╔══

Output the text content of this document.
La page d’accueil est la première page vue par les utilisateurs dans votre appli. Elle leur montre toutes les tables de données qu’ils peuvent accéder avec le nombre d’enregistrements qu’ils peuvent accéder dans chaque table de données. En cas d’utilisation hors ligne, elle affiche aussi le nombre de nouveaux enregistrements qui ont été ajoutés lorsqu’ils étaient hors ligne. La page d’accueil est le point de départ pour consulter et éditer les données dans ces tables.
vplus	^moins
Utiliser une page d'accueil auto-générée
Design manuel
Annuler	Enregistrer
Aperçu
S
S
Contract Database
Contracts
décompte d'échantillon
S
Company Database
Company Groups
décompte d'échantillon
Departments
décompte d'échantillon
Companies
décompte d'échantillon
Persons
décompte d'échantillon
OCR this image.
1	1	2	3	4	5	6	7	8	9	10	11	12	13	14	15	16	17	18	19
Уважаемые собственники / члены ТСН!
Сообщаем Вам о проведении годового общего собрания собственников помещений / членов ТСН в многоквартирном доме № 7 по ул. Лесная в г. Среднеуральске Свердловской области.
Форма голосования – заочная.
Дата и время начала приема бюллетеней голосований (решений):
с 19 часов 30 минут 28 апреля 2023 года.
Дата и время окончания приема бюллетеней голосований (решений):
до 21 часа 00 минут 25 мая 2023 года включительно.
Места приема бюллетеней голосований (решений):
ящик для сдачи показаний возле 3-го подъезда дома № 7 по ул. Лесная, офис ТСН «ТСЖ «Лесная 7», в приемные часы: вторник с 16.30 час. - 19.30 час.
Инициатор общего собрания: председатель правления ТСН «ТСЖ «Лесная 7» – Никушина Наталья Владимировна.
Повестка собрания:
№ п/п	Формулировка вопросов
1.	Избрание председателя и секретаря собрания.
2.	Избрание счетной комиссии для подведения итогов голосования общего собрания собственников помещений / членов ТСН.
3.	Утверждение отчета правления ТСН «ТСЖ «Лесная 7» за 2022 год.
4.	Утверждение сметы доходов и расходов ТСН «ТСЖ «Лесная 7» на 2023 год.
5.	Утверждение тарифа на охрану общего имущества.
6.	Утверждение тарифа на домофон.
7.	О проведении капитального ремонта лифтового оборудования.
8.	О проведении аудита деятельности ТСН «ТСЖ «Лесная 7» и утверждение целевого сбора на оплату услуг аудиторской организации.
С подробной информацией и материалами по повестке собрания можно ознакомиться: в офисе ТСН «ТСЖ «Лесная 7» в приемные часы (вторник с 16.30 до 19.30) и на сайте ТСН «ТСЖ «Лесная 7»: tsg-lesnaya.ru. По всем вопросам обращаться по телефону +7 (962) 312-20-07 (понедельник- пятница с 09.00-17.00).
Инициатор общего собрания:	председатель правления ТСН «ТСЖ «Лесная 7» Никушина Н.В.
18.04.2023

╚══

Every record above should be copied exactly.

◆ COMPLETED EXERCISE:
Output the text content of this document.
La page d’accueil est la première page vue par les utilisateurs dans votre appli. Elle leur montre toutes les tables de données qu’ils peuvent accéder avec le nombre d’enregistrements qu’ils peuvent accéder dans chaque table de données. En cas d’utilisation hors ligne, elle affiche aussi le nombre de nouveaux enregistrements qui ont été ajoutés lorsqu’ils étaient hors ligne. La page d’accueil est le point de départ pour consulter et éditer les données dans ces tables.
vplus	^moins
Utiliser une page d'accueil auto-générée
Design manuel
Annuler	Enregistrer
Aperçu
S
S
Contract Database
Contracts
décompte d'échantillon
S
Company Database
Company Groups
décompte d'échantillon
Departments
décompte d'échantillon
Companies
décompte d'échantillon
Persons
décompte d'échantillon
OCR this image.
1	1	2	3	4	5	6	7	8	9	10	11	12	13	14	15	16	17	18	19
Уважаемые собственники / члены ТСН!
Сообщаем Вам о проведении годового общего собрания собственников помещений / членов ТСН в многоквартирном доме № 7 по ул. Лесная в г. Среднеуральске Свердловской области.
Форма голосования – заочная.
Дата и время начала приема бюллетеней голосований (решений):
с 19 часов 30 минут 28 апреля 2023 года.
Дата и время окончания приема бюллетеней голосований (решений):
до 21 часа 00 минут 25 мая 2023 года включительно.
Места приема бюллетеней голосований (решений):
ящик для сдачи показаний возле 3-го подъезда дома № 7 по ул. Лесная, офис ТСН «ТСЖ «Лесная 7», в приемные часы: вторник с 16.30 час. - 19.30 час.
Инициатор общего собрания: председатель правления ТСН «ТСЖ «Лесная 7» – Никушина Наталья Владимировна.
Повестка собрания:
№ п/п	Формулировка вопросов
1.	Избрание председателя и секретаря собрания.
2.	Избрание счетной комиссии для подведения итогов голосования общего собрания собственников помещений / членов ТСН.
3.	Утверждение отчета правления ТСН «ТСЖ «Лесная 7» за 2022 год.
4.	Утверждение сметы доходов и расходов ТСН «ТСЖ «Лесная 7» на 2023 год.
5.	Утверждение тарифа на охрану общего имущества.
6.	Утверждение тарифа на домофон.
7.	О проведении капитального ремонта лифтового оборудования.
8.	О проведении аудита деятельности ТСН «ТСЖ «Лесная 7» и утверждение целевого сбора на оплату услуг аудиторской организации.
С подробной информацией и материалами по повестке собрания можно ознакомиться: в офисе ТСН «ТСЖ «Лесная 7» в приемные часы (вторник с 16.30 до 19.30) и на сайте ТСН «ТСЖ «Лесная 7»: tsg-lesnaya.ru. По всем вопросам обращаться по телефону +7 (962) 312-20-07 (понедельник- пятница с 09.00-17.00).
Инициатор общего собрания:	председатель правления ТСН «ТСЖ «Лесная 7» Никушина Н.В.
18.04.2023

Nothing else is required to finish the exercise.